## Start Information shown

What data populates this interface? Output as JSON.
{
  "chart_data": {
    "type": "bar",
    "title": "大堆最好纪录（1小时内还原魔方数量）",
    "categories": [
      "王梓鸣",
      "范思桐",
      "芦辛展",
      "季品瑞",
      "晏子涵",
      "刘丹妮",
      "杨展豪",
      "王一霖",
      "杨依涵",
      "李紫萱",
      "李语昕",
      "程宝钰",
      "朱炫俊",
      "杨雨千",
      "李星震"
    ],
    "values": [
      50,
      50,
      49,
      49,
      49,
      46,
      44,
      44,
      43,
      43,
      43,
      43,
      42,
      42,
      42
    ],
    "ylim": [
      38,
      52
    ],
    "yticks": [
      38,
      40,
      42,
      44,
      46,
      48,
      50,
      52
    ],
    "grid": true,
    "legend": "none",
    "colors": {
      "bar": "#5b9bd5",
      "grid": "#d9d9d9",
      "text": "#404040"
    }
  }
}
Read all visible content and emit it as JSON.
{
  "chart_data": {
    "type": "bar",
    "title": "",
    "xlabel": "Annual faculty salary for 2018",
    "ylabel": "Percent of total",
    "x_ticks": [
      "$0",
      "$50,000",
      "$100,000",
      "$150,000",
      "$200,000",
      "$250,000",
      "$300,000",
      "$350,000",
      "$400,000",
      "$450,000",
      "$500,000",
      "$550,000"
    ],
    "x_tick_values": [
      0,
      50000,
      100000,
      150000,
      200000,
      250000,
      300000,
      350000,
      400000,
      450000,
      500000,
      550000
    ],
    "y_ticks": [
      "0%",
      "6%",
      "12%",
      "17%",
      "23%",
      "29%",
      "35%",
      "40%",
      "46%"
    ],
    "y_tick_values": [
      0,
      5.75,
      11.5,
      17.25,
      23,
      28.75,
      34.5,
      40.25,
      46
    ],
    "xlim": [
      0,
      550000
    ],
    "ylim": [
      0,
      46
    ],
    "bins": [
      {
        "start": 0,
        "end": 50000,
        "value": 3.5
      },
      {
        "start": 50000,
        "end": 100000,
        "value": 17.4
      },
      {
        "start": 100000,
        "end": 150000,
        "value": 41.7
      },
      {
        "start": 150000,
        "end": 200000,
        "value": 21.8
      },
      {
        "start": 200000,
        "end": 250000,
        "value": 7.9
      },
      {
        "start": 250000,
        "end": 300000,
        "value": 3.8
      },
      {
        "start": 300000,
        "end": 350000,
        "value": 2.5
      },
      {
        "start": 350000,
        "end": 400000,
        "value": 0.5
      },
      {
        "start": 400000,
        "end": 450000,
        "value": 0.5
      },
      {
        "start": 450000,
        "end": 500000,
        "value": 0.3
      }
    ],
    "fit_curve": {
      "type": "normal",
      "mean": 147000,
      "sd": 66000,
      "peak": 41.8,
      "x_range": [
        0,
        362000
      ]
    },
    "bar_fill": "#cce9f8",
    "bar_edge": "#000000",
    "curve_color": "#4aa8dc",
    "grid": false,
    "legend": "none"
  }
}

## End Information shown

> Aim: Transcribe the data above in full, exactly.

> Full response:
What data populates this interface? Output as JSON.
{
  "chart_data": {
    "type": "bar",
    "title": "大堆最好纪录（1小时内还原魔方数量）",
    "categories": [
      "王梓鸣",
      "范思桐",
      "芦辛展",
      "季品瑞",
      "晏子涵",
      "刘丹妮",
      "杨展豪",
      "王一霖",
      "杨依涵",
      "李紫萱",
      "李语昕",
      "程宝钰",
      "朱炫俊",
      "杨雨千",
      "李星震"
    ],
    "values": [
      50,
      50,
      49,
      49,
      49,
      46,
      44,
      44,
      43,
      43,
      43,
      43,
      42,
      42,
      42
    ],
    "ylim": [
      38,
      52
    ],
    "yticks": [
      38,
      40,
      42,
      44,
      46,
      48,
      50,
      52
    ],
    "grid": true,
    "legend": "none",
    "colors": {
      "bar": "#5b9bd5",
      "grid": "#d9d9d9",
      "text": "#404040"
    }
  }
}
Read all visible content and emit it as JSON.
{
  "chart_data": {
    "type": "bar",
    "title": "",
    "xlabel": "Annual faculty salary for 2018",
    "ylabel": "Percent of total",
    "x_ticks": [
      "$0",
      "$50,000",
      "$100,000",
      "$150,000",
      "$200,000",
      "$250,000",
      "$300,000",
      "$350,000",
      "$400,000",
      "$450,000",
      "$500,000",
      "$550,000"
    ],
    "x_tick_values": [
      0,
      50000,
      100000,
      150000,
      200000,
      250000,
      300000,
      350000,
      400000,
      450000,
      500000,
      550000
    ],
    "y_ticks": [
      "0%",
      "6%",
      "12%",
      "17%",
      "23%",
      "29%",
      "35%",
      "40%",
      "46%"
    ],
    "y_tick_values": [
      0,
      5.75,
      11.5,
      17.25,
      23,
      28.75,
      34.5,
      40.25,
      46
    ],
    "xlim": [
      0,
      550000
    ],
    "ylim": [
      0,
      46
    ],
    "bins": [
      {
        "start": 0,
        "end": 50000,
        "value": 3.5
      },
      {
        "start": 50000,
        "end": 100000,
        "value": 17.4
      },
      {
        "start": 100000,
        "end": 150000,
        "value": 41.7
      },
      {
        "start": 150000,
        "end": 200000,
        "value": 21.8
      },
      {
        "start": 200000,
        "end": 250000,
        "value": 7.9
      },
      {
        "start": 250000,
        "end": 300000,
        "value": 3.8
      },
      {
        "start": 300000,
        "end": 350000,
        "value": 2.5
      },
      {
        "start": 350000,
        "end": 400000,
        "value": 0.5
      },
      {
        "start": 400000,
        "end": 450000,
        "value": 0.5
      },
      {
        "start": 450000,
        "end": 500000,
        "value": 0.3
      }
    ],
    "fit_curve": {
      "type": "normal",
      "mean": 147000,
      "sd": 66000,
      "peak": 41.8,
      "x_range": [
        0,
        362000
      ]
    },
    "bar_fill": "#cce9f8",
    "bar_edge": "#000000",
    "curve_color": "#4aa8dc",
    "grid": false,
    "legend": "none"
  }
}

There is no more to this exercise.